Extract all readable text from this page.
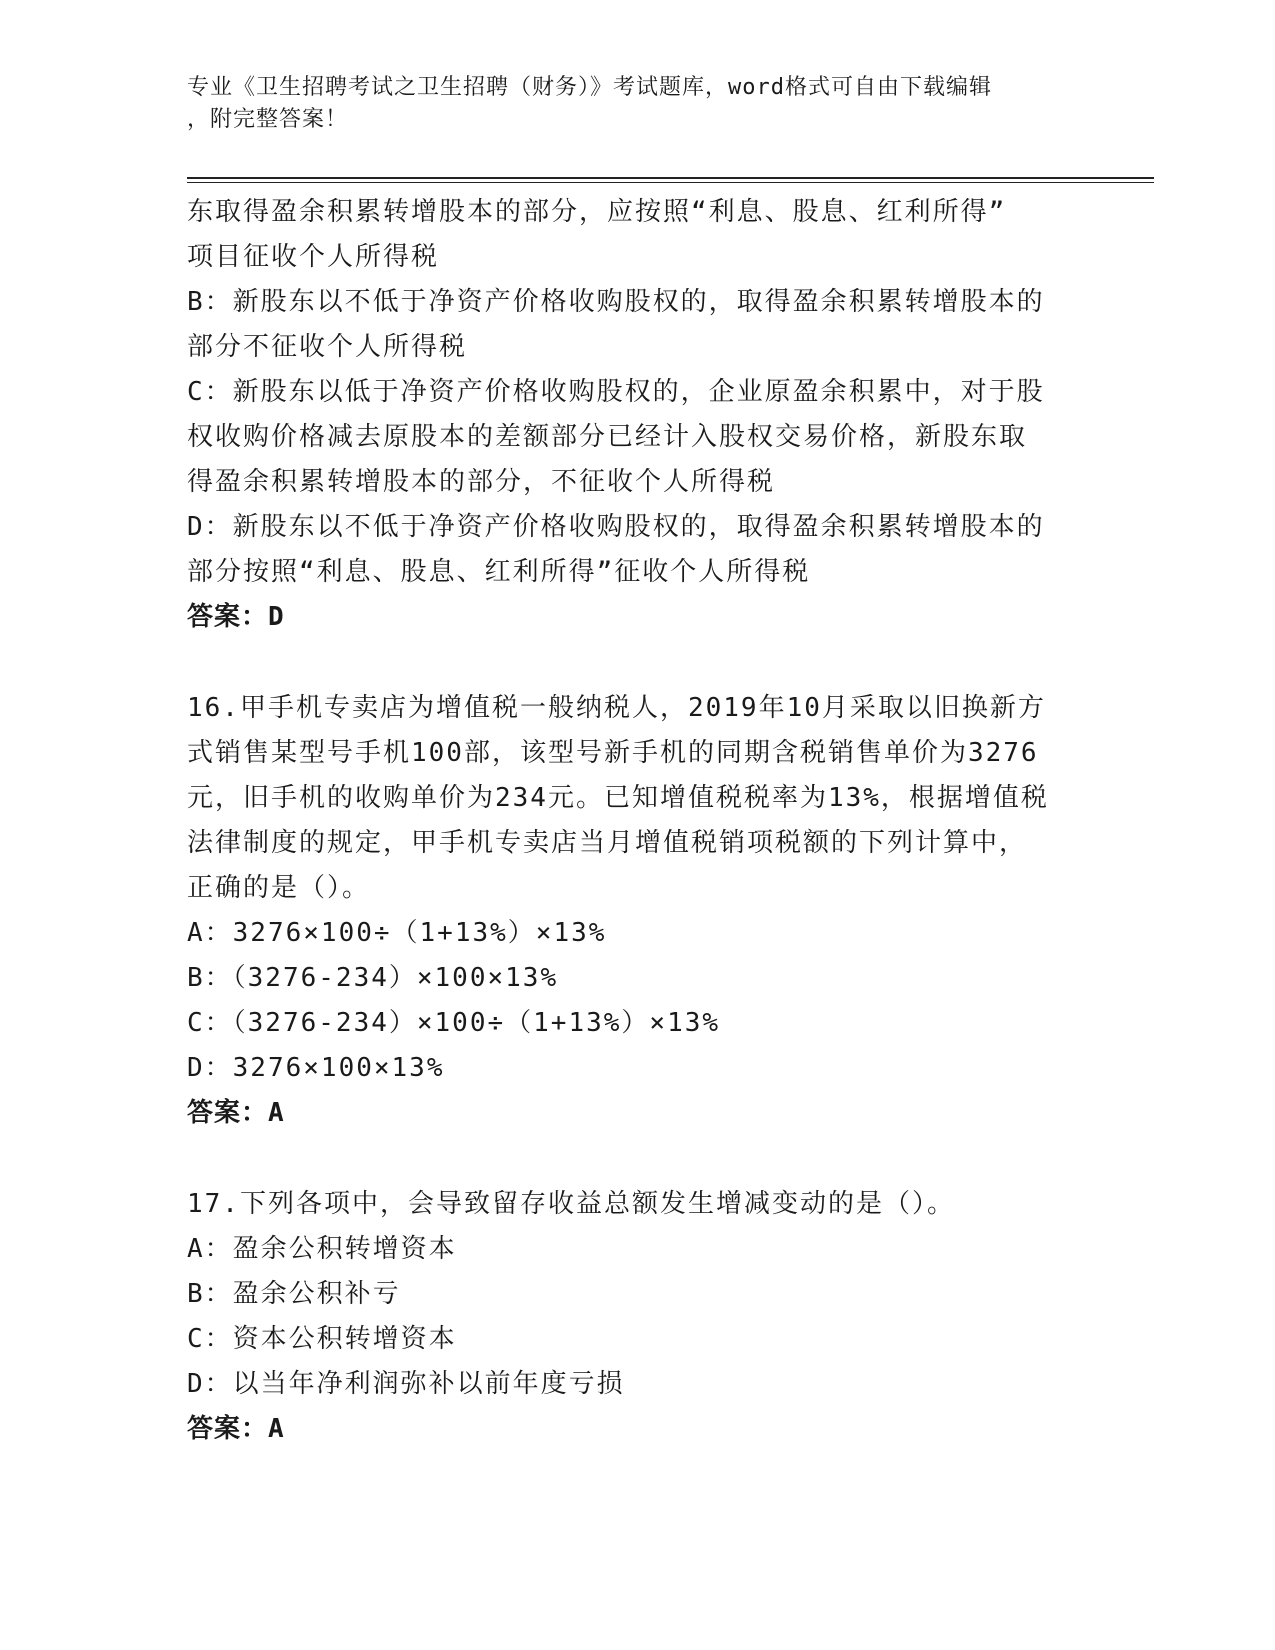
专业《卫生招聘考试之卫生招聘（财务）》考试题库，word格式可自由下载编辑
，附完整答案！

东取得盈余积累转增股本的部分，应按照“利息、股息、红利所得”

项目征收个人所得税

B：新股东以不低于净资产价格收购股权的，取得盈余积累转增股本的

部分不征收个人所得税

C：新股东以低于净资产价格收购股权的，企业原盈余积累中，对于股

权收购价格减去原股本的差额部分已经计入股权交易价格，新股东取

得盈余积累转增股本的部分，不征收个人所得税

D：新股东以不低于净资产价格收购股权的，取得盈余积累转增股本的

部分按照“利息、股息、红利所得”征收个人所得税

答案：D

16.甲手机专卖店为增值税一般纳税人，2019年10月采取以旧换新方

式销售某型号手机100部，该型号新手机的同期含税销售单价为3276

元，旧手机的收购单价为234元。已知增值税税率为13%，根据增值税

法律制度的规定，甲手机专卖店当月增值税销项税额的下列计算中，

正确的是（）。

A：3276×100÷（1+13%）×13%

B：（3276-234）×100×13%

C：（3276-234）×100÷（1+13%）×13%

D：3276×100×13%

答案：A

17.下列各项中，会导致留存收益总额发生增减变动的是（）。

A：盈余公积转增资本

B：盈余公积补亏

C：资本公积转增资本

D：以当年净利润弥补以前年度亏损

答案：A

───

▸ EXERCISE PROMPT:
The records above need to be restated word for word, with the pictures left out.

▸ THE ANSWER:
Extract all readable text from this page.
专业《卫生招聘考试之卫生招聘（财务）》考试题库，word格式可自由下载编辑
，附完整答案！

东取得盈余积累转增股本的部分，应按照“利息、股息、红利所得”

项目征收个人所得税

B：新股东以不低于净资产价格收购股权的，取得盈余积累转增股本的

部分不征收个人所得税

C：新股东以低于净资产价格收购股权的，企业原盈余积累中，对于股

权收购价格减去原股本的差额部分已经计入股权交易价格，新股东取

得盈余积累转增股本的部分，不征收个人所得税

D：新股东以不低于净资产价格收购股权的，取得盈余积累转增股本的

部分按照“利息、股息、红利所得”征收个人所得税

答案：D

16.甲手机专卖店为增值税一般纳税人，2019年10月采取以旧换新方

式销售某型号手机100部，该型号新手机的同期含税销售单价为3276

元，旧手机的收购单价为234元。已知增值税税率为13%，根据增值税

法律制度的规定，甲手机专卖店当月增值税销项税额的下列计算中，

正确的是（）。

A：3276×100÷（1+13%）×13%

B：（3276-234）×100×13%

C：（3276-234）×100÷（1+13%）×13%

D：3276×100×13%

答案：A

17.下列各项中，会导致留存收益总额发生增减变动的是（）。

A：盈余公积转增资本

B：盈余公积补亏

C：资本公积转增资本

D：以当年净利润弥补以前年度亏损

答案：A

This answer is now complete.